[Data listing]
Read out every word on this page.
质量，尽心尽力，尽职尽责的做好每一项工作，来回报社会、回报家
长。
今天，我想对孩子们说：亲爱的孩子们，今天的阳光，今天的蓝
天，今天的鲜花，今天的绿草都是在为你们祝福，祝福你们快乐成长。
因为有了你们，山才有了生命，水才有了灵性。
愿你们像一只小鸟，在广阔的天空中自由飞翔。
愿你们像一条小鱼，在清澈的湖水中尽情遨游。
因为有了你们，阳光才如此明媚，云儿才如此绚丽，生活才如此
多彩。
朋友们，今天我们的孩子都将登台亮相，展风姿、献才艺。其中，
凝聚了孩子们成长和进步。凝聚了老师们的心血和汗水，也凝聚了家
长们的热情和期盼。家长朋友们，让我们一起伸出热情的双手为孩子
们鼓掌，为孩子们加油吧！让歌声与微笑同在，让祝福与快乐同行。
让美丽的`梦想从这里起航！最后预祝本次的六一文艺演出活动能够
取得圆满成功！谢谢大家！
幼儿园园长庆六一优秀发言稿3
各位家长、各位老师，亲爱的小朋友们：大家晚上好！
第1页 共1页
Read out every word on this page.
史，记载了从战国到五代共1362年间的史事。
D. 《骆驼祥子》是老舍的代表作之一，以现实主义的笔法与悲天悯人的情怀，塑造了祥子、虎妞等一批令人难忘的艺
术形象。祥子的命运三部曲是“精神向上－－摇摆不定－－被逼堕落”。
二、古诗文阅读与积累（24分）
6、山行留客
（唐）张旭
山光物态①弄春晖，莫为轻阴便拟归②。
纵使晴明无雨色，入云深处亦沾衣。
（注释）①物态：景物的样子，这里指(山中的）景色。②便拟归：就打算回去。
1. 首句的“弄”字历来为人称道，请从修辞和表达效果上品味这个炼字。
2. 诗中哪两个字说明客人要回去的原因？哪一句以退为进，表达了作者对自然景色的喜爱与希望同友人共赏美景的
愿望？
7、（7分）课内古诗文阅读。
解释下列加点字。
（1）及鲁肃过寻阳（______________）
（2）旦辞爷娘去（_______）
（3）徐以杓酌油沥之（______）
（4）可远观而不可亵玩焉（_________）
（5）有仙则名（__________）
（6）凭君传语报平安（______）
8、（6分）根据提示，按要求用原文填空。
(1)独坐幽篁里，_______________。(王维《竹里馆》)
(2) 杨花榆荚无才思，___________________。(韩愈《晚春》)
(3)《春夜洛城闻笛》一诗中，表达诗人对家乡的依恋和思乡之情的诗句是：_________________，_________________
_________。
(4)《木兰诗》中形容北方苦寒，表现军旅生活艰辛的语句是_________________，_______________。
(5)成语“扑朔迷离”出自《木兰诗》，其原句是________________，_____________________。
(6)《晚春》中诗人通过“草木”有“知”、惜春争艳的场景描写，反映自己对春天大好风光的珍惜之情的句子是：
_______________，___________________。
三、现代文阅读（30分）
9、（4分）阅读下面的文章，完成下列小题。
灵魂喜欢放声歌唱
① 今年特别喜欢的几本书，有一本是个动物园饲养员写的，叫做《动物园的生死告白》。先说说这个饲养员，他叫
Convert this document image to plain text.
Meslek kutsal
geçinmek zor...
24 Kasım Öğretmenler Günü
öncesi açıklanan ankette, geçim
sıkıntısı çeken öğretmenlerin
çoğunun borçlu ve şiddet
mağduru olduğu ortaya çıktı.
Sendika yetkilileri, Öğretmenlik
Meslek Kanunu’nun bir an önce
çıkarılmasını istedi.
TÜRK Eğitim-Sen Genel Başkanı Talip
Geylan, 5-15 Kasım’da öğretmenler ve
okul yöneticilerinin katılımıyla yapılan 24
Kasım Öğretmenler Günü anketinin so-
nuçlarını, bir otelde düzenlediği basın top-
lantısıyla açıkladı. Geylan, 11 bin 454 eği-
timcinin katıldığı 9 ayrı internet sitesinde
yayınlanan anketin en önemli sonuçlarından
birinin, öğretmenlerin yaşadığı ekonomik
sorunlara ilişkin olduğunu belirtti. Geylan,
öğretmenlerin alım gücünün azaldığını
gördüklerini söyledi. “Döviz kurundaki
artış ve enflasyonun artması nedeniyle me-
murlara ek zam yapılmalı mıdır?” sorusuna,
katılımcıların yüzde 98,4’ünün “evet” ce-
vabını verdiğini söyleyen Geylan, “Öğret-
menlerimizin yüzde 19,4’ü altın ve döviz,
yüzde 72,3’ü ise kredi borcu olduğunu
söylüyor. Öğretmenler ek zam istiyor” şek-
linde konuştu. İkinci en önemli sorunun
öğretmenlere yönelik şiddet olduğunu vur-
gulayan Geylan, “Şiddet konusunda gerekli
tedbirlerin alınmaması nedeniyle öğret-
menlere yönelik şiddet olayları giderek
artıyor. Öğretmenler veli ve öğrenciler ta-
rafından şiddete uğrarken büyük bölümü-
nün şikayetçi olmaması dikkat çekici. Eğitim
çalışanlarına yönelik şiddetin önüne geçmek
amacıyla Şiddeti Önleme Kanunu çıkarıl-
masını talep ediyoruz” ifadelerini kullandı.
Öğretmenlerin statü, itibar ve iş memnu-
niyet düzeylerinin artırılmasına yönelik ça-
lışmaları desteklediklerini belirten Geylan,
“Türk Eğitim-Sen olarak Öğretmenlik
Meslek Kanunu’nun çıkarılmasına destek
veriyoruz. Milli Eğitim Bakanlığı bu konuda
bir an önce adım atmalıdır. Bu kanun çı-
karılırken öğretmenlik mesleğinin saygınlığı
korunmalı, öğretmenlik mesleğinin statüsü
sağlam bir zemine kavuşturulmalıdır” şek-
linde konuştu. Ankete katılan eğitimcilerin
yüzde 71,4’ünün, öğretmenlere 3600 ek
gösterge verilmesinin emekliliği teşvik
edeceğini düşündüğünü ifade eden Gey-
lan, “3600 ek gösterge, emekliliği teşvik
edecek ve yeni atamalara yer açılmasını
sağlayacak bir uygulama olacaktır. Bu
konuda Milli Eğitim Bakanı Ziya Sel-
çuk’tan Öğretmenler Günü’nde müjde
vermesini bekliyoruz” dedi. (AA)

→ Exercise instructions
Write out the full set of records exactly as given.

→ Worked answer
Read out every word on this page.
质量，尽心尽力，尽职尽责的做好每一项工作，来回报社会、回报家
长。
今天，我想对孩子们说：亲爱的孩子们，今天的阳光，今天的蓝
天，今天的鲜花，今天的绿草都是在为你们祝福，祝福你们快乐成长。
因为有了你们，山才有了生命，水才有了灵性。
愿你们像一只小鸟，在广阔的天空中自由飞翔。
愿你们像一条小鱼，在清澈的湖水中尽情遨游。
因为有了你们，阳光才如此明媚，云儿才如此绚丽，生活才如此
多彩。
朋友们，今天我们的孩子都将登台亮相，展风姿、献才艺。其中，
凝聚了孩子们成长和进步。凝聚了老师们的心血和汗水，也凝聚了家
长们的热情和期盼。家长朋友们，让我们一起伸出热情的双手为孩子
们鼓掌，为孩子们加油吧！让歌声与微笑同在，让祝福与快乐同行。
让美丽的`梦想从这里起航！最后预祝本次的六一文艺演出活动能够
取得圆满成功！谢谢大家！
幼儿园园长庆六一优秀发言稿3
各位家长、各位老师，亲爱的小朋友们：大家晚上好！
第1页 共1页
Read out every word on this page.
史，记载了从战国到五代共1362年间的史事。
D. 《骆驼祥子》是老舍的代表作之一，以现实主义的笔法与悲天悯人的情怀，塑造了祥子、虎妞等一批令人难忘的艺
术形象。祥子的命运三部曲是“精神向上－－摇摆不定－－被逼堕落”。
二、古诗文阅读与积累（24分）
6、山行留客
（唐）张旭
山光物态①弄春晖，莫为轻阴便拟归②。
纵使晴明无雨色，入云深处亦沾衣。
（注释）①物态：景物的样子，这里指(山中的）景色。②便拟归：就打算回去。
1. 首句的“弄”字历来为人称道，请从修辞和表达效果上品味这个炼字。
2. 诗中哪两个字说明客人要回去的原因？哪一句以退为进，表达了作者对自然景色的喜爱与希望同友人共赏美景的
愿望？
7、（7分）课内古诗文阅读。
解释下列加点字。
（1）及鲁肃过寻阳（______________）
（2）旦辞爷娘去（_______）
（3）徐以杓酌油沥之（______）
（4）可远观而不可亵玩焉（_________）
（5）有仙则名（__________）
（6）凭君传语报平安（______）
8、（6分）根据提示，按要求用原文填空。
(1)独坐幽篁里，_______________。(王维《竹里馆》)
(2) 杨花榆荚无才思，___________________。(韩愈《晚春》)
(3)《春夜洛城闻笛》一诗中，表达诗人对家乡的依恋和思乡之情的诗句是：_________________，_________________
_________。
(4)《木兰诗》中形容北方苦寒，表现军旅生活艰辛的语句是_________________，_______________。
(5)成语“扑朔迷离”出自《木兰诗》，其原句是________________，_____________________。
(6)《晚春》中诗人通过“草木”有“知”、惜春争艳的场景描写，反映自己对春天大好风光的珍惜之情的句子是：
_______________，___________________。
三、现代文阅读（30分）
9、（4分）阅读下面的文章，完成下列小题。
灵魂喜欢放声歌唱
① 今年特别喜欢的几本书，有一本是个动物园饲养员写的，叫做《动物园的生死告白》。先说说这个饲养员，他叫
Convert this document image to plain text.
Meslek kutsal
geçinmek zor...
24 Kasım Öğretmenler Günü
öncesi açıklanan ankette, geçim
sıkıntısı çeken öğretmenlerin
çoğunun borçlu ve şiddet
mağduru olduğu ortaya çıktı.
Sendika yetkilileri, Öğretmenlik
Meslek Kanunu’nun bir an önce
çıkarılmasını istedi.
TÜRK Eğitim-Sen Genel Başkanı Talip
Geylan, 5-15 Kasım’da öğretmenler ve
okul yöneticilerinin katılımıyla yapılan 24
Kasım Öğretmenler Günü anketinin so-
nuçlarını, bir otelde düzenlediği basın top-
lantısıyla açıkladı. Geylan, 11 bin 454 eği-
timcinin katıldığı 9 ayrı internet sitesinde
yayınlanan anketin en önemli sonuçlarından
birinin, öğretmenlerin yaşadığı ekonomik
sorunlara ilişkin olduğunu belirtti. Geylan,
öğretmenlerin alım gücünün azaldığını
gördüklerini söyledi. “Döviz kurundaki
artış ve enflasyonun artması nedeniyle me-
murlara ek zam yapılmalı mıdır?” sorusuna,
katılımcıların yüzde 98,4’ünün “evet” ce-
vabını verdiğini söyleyen Geylan, “Öğret-
menlerimizin yüzde 19,4’ü altın ve döviz,
yüzde 72,3’ü ise kredi borcu olduğunu
söylüyor. Öğretmenler ek zam istiyor” şek-
linde konuştu. İkinci en önemli sorunun
öğretmenlere yönelik şiddet olduğunu vur-
gulayan Geylan, “Şiddet konusunda gerekli
tedbirlerin alınmaması nedeniyle öğret-
menlere yönelik şiddet olayları giderek
artıyor. Öğretmenler veli ve öğrenciler ta-
rafından şiddete uğrarken büyük bölümü-
nün şikayetçi olmaması dikkat çekici. Eğitim
çalışanlarına yönelik şiddetin önüne geçmek
amacıyla Şiddeti Önleme Kanunu çıkarıl-
masını talep ediyoruz” ifadelerini kullandı.
Öğretmenlerin statü, itibar ve iş memnu-
niyet düzeylerinin artırılmasına yönelik ça-
lışmaları desteklediklerini belirten Geylan,
“Türk Eğitim-Sen olarak Öğretmenlik
Meslek Kanunu’nun çıkarılmasına destek
veriyoruz. Milli Eğitim Bakanlığı bu konuda
bir an önce adım atmalıdır. Bu kanun çı-
karılırken öğretmenlik mesleğinin saygınlığı
korunmalı, öğretmenlik mesleğinin statüsü
sağlam bir zemine kavuşturulmalıdır” şek-
linde konuştu. Ankete katılan eğitimcilerin
yüzde 71,4’ünün, öğretmenlere 3600 ek
gösterge verilmesinin emekliliği teşvik
edeceğini düşündüğünü ifade eden Gey-
lan, “3600 ek gösterge, emekliliği teşvik
edecek ve yeni atamalara yer açılmasını
sağlayacak bir uygulama olacaktır. Bu
konuda Milli Eğitim Bakanı Ziya Sel-
çuk’tan Öğretmenler Günü’nde müjde
vermesini bekliyoruz” dedi. (AA)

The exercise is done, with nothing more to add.